◆ Task input
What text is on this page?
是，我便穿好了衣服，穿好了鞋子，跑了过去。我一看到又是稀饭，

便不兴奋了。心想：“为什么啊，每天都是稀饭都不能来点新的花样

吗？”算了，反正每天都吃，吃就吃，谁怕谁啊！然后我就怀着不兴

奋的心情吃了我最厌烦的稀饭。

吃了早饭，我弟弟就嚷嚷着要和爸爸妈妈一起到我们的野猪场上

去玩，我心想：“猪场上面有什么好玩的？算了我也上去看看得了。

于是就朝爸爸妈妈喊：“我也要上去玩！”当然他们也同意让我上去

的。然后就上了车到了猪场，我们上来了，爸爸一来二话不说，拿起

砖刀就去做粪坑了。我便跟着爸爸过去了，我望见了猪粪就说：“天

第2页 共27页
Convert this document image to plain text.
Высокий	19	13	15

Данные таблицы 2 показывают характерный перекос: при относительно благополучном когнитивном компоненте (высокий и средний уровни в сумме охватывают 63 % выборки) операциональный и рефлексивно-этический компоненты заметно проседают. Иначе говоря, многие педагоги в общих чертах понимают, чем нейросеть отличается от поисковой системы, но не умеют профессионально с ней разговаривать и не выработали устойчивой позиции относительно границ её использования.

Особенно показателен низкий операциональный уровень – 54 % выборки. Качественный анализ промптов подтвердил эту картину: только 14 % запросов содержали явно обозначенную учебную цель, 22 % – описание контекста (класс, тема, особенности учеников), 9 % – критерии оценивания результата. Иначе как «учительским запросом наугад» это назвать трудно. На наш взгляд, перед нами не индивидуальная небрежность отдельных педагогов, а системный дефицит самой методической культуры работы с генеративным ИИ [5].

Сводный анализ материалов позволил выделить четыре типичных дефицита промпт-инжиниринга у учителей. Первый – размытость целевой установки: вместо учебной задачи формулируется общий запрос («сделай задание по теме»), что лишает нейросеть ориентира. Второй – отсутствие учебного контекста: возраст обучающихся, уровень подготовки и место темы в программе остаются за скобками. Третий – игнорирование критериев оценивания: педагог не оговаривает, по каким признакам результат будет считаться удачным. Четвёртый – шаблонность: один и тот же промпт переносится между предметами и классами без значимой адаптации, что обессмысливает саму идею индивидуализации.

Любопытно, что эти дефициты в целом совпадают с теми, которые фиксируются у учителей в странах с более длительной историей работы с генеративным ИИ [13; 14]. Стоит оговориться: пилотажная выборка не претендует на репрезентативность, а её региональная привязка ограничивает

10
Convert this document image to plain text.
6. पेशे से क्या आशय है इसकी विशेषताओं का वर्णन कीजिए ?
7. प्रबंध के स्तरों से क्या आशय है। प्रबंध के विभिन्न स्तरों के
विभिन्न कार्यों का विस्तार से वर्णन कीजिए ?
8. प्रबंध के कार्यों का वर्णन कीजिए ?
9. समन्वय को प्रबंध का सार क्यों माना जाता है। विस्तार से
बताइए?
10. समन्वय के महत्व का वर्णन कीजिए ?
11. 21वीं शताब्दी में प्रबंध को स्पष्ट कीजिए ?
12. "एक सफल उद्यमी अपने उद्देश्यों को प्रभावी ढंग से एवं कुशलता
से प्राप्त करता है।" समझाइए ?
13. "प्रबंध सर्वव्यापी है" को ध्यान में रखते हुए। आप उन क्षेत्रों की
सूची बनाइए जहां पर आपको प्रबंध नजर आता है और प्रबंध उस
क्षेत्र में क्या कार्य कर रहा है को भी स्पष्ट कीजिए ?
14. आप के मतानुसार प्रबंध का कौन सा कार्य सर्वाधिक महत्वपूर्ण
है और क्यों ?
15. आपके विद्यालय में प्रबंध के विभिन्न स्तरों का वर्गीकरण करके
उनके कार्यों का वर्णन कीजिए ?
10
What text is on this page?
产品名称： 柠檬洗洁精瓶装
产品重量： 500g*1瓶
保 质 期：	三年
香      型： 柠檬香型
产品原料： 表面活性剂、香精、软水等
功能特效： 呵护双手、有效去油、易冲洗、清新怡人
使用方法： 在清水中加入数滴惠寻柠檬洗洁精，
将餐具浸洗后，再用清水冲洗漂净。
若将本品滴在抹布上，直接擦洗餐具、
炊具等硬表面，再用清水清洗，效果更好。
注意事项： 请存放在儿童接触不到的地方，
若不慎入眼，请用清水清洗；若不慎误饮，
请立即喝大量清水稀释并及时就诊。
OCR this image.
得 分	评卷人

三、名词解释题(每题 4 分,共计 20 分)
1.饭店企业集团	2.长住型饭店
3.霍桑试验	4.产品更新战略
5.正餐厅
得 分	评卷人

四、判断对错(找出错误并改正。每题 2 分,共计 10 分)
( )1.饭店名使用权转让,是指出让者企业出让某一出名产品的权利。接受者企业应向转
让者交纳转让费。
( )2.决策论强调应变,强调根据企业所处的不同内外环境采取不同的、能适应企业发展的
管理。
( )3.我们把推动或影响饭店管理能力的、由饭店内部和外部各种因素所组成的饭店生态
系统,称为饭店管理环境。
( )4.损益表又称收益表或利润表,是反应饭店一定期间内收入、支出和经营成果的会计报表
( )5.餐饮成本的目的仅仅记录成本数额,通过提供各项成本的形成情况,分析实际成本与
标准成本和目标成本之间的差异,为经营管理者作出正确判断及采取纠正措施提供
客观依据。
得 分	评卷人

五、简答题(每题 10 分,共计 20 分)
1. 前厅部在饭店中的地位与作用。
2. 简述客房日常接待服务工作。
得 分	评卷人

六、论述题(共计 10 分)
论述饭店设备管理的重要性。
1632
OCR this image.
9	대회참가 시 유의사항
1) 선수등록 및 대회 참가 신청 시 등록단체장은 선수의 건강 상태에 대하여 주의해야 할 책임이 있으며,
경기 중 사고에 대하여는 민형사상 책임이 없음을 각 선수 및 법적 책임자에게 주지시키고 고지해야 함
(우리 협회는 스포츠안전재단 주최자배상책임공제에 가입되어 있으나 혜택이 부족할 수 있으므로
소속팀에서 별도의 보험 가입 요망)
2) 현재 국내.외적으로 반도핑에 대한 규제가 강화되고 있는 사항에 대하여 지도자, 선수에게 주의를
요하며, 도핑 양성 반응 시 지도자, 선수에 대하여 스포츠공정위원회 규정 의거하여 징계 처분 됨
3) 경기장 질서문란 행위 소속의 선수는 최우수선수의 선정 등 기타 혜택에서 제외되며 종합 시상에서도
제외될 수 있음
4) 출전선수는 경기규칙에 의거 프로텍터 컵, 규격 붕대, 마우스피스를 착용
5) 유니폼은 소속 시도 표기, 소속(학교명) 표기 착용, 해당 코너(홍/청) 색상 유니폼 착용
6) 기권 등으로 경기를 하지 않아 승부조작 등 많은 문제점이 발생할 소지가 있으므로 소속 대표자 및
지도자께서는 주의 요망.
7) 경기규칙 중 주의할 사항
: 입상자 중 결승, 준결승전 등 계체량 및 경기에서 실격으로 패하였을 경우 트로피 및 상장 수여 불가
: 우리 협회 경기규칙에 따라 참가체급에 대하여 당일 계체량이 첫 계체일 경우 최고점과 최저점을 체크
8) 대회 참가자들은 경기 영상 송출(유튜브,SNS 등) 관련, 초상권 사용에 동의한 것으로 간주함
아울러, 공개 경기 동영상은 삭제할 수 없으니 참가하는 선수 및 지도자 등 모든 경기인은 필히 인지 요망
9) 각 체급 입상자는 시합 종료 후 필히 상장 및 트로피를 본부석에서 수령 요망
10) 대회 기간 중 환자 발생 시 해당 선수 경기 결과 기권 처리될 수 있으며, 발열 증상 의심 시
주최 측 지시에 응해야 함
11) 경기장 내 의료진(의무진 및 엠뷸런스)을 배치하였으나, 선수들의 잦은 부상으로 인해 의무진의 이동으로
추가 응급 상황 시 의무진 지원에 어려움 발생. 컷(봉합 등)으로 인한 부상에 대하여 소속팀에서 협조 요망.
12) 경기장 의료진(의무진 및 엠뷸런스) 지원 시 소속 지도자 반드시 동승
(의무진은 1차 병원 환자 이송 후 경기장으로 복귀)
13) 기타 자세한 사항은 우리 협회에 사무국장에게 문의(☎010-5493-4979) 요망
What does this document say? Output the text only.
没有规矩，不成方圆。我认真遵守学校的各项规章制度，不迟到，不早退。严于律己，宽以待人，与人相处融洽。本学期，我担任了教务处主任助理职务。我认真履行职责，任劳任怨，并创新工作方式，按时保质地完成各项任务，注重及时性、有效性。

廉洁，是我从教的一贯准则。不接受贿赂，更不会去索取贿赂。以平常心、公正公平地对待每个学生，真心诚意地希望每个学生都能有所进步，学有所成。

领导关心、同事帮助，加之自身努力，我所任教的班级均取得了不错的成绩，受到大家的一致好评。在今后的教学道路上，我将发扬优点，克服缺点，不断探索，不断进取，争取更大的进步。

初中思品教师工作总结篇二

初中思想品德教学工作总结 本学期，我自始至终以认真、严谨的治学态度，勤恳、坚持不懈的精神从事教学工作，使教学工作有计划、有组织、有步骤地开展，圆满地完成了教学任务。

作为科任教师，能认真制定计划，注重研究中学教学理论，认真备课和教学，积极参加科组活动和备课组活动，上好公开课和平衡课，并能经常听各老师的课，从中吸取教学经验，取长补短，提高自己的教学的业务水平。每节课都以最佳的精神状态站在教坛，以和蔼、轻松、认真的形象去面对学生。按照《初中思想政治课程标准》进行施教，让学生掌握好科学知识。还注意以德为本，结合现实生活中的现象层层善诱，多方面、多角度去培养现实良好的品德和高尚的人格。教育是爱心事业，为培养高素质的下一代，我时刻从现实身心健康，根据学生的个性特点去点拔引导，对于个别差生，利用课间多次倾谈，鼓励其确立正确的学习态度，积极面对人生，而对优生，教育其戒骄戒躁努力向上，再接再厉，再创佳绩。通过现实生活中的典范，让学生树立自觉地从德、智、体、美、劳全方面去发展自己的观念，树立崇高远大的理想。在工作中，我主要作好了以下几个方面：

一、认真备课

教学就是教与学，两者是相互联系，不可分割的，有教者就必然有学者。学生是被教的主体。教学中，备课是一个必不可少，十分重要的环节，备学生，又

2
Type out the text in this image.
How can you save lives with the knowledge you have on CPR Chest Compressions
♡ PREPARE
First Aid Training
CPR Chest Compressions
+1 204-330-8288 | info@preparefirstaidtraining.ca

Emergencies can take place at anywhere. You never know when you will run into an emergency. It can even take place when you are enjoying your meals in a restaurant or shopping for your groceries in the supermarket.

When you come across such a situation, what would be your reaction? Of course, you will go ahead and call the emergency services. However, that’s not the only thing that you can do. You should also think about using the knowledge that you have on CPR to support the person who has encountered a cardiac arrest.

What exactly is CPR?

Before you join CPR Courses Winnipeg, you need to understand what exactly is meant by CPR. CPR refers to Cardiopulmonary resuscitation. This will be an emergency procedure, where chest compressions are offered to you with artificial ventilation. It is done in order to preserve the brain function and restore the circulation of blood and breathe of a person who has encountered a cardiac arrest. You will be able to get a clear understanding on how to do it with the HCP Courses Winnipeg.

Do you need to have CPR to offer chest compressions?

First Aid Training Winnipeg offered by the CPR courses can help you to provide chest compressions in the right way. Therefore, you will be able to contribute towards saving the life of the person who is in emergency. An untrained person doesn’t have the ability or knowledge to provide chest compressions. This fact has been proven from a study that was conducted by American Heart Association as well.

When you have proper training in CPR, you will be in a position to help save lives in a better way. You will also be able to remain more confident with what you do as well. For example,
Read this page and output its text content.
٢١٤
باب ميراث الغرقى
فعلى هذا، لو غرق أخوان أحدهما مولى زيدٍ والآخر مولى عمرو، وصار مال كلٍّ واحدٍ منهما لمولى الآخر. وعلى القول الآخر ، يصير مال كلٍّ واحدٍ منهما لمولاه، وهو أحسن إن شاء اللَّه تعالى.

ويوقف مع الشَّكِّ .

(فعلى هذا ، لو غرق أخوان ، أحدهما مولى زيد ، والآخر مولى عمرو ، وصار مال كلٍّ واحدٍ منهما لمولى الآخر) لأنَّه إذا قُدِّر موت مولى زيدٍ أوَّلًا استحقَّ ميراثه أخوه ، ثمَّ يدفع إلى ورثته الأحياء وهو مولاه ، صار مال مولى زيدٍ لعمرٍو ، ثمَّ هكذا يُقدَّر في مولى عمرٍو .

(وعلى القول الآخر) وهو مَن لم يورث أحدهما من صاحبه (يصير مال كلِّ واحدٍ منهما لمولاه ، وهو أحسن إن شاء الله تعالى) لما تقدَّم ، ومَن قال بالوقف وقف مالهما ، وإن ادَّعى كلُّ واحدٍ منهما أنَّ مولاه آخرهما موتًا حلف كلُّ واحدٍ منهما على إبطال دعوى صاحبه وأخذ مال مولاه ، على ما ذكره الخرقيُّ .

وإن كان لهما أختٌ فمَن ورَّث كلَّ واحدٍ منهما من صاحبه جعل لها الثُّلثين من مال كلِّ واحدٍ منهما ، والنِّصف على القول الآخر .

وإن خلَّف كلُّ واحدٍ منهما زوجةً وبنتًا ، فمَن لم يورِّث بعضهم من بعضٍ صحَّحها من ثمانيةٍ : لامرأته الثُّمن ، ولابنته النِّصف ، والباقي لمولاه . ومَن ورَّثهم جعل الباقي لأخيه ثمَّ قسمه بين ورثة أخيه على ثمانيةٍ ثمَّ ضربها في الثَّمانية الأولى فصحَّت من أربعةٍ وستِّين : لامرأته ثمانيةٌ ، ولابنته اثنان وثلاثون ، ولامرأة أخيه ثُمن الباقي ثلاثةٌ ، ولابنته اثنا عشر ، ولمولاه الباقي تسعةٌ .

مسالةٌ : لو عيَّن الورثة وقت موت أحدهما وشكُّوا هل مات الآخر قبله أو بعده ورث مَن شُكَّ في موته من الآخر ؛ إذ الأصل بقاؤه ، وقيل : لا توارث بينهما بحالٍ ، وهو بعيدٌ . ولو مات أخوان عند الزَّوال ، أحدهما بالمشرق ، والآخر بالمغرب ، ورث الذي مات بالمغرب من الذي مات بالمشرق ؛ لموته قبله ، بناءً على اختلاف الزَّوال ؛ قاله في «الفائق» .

◆ Task goal
Every line in the data above that contains "exactly" needs to be copied.

◆ Exercise solution
What exactly is CPR?
Before you join CPR Courses Winnipeg, you need to understand what exactly is meant by CPR. CPR refers to Cardiopulmonary resuscitation. This will be an emergency procedure, where chest compressions are offered to you with artificial ventilation. It is done in order to preserve the brain function and restore the circulation of blood and breathe of a person who has encountered a cardiac arrest. You will be able to get a clear understanding on how to do it with the HCP Courses Winnipeg.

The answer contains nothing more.